**Aim**
Write out every entry exactly as it appears.

**Source data**
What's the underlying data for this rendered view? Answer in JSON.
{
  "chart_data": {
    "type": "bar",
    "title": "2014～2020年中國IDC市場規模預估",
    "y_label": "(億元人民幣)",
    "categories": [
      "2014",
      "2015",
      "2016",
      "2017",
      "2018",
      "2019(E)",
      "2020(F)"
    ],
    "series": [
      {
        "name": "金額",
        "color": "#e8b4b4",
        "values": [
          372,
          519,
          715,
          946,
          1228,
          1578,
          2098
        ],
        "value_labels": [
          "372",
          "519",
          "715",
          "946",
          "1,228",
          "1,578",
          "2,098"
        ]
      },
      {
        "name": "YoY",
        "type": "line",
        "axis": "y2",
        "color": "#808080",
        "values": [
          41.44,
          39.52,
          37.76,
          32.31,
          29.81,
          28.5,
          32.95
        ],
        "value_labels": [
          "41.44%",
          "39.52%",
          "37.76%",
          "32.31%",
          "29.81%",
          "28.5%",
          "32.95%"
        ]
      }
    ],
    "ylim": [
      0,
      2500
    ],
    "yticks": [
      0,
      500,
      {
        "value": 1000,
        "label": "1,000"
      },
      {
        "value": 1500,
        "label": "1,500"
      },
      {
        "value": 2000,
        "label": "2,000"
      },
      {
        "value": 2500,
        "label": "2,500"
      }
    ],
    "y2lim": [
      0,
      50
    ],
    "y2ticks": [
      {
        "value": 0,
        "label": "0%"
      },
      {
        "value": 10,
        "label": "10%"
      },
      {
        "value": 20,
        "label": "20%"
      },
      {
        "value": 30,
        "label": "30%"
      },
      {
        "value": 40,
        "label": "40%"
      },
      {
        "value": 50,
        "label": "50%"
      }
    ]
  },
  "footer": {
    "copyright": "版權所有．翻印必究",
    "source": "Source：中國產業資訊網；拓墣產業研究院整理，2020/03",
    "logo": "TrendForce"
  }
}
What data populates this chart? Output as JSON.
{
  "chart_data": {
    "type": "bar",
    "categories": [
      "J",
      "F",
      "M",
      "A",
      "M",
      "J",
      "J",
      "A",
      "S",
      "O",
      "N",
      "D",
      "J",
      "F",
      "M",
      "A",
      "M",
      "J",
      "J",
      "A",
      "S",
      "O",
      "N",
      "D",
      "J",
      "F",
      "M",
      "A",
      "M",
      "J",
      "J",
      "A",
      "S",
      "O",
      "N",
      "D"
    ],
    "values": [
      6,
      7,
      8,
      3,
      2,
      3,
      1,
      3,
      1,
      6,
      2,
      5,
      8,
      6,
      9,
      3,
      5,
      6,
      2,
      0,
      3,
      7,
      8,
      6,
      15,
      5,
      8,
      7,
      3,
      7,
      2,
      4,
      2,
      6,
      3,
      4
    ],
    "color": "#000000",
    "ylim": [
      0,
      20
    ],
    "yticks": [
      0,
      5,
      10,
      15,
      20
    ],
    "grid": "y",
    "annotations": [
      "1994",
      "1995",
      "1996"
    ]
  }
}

**Worked solution**
What's the underlying data for this rendered view? Answer in JSON.
{
  "chart_data": {
    "type": "bar",
    "title": "2014～2020年中國IDC市場規模預估",
    "y_label": "(億元人民幣)",
    "categories": [
      "2014",
      "2015",
      "2016",
      "2017",
      "2018",
      "2019(E)",
      "2020(F)"
    ],
    "series": [
      {
        "name": "金額",
        "color": "#e8b4b4",
        "values": [
          372,
          519,
          715,
          946,
          1228,
          1578,
          2098
        ],
        "value_labels": [
          "372",
          "519",
          "715",
          "946",
          "1,228",
          "1,578",
          "2,098"
        ]
      },
      {
        "name": "YoY",
        "type": "line",
        "axis": "y2",
        "color": "#808080",
        "values": [
          41.44,
          39.52,
          37.76,
          32.31,
          29.81,
          28.5,
          32.95
        ],
        "value_labels": [
          "41.44%",
          "39.52%",
          "37.76%",
          "32.31%",
          "29.81%",
          "28.5%",
          "32.95%"
        ]
      }
    ],
    "ylim": [
      0,
      2500
    ],
    "yticks": [
      0,
      500,
      {
        "value": 1000,
        "label": "1,000"
      },
      {
        "value": 1500,
        "label": "1,500"
      },
      {
        "value": 2000,
        "label": "2,000"
      },
      {
        "value": 2500,
        "label": "2,500"
      }
    ],
    "y2lim": [
      0,
      50
    ],
    "y2ticks": [
      {
        "value": 0,
        "label": "0%"
      },
      {
        "value": 10,
        "label": "10%"
      },
      {
        "value": 20,
        "label": "20%"
      },
      {
        "value": 30,
        "label": "30%"
      },
      {
        "value": 40,
        "label": "40%"
      },
      {
        "value": 50,
        "label": "50%"
      }
    ]
  },
  "footer": {
    "copyright": "版權所有．翻印必究",
    "source": "Source：中國產業資訊網；拓墣產業研究院整理，2020/03",
    "logo": "TrendForce"
  }
}
What data populates this chart? Output as JSON.
{
  "chart_data": {
    "type": "bar",
    "categories": [
      "J",
      "F",
      "M",
      "A",
      "M",
      "J",
      "J",
      "A",
      "S",
      "O",
      "N",
      "D",
      "J",
      "F",
      "M",
      "A",
      "M",
      "J",
      "J",
      "A",
      "S",
      "O",
      "N",
      "D",
      "J",
      "F",
      "M",
      "A",
      "M",
      "J",
      "J",
      "A",
      "S",
      "O",
      "N",
      "D"
    ],
    "values": [
      6,
      7,
      8,
      3,
      2,
      3,
      1,
      3,
      1,
      6,
      2,
      5,
      8,
      6,
      9,
      3,
      5,
      6,
      2,
      0,
      3,
      7,
      8,
      6,
      15,
      5,
      8,
      7,
      3,
      7,
      2,
      4,
      2,
      6,
      3,
      4
    ],
    "color": "#000000",
    "ylim": [
      0,
      20
    ],
    "yticks": [
      0,
      5,
      10,
      15,
      20
    ],
    "grid": "y",
    "annotations": [
      "1994",
      "1995",
      "1996"
    ]
  }
}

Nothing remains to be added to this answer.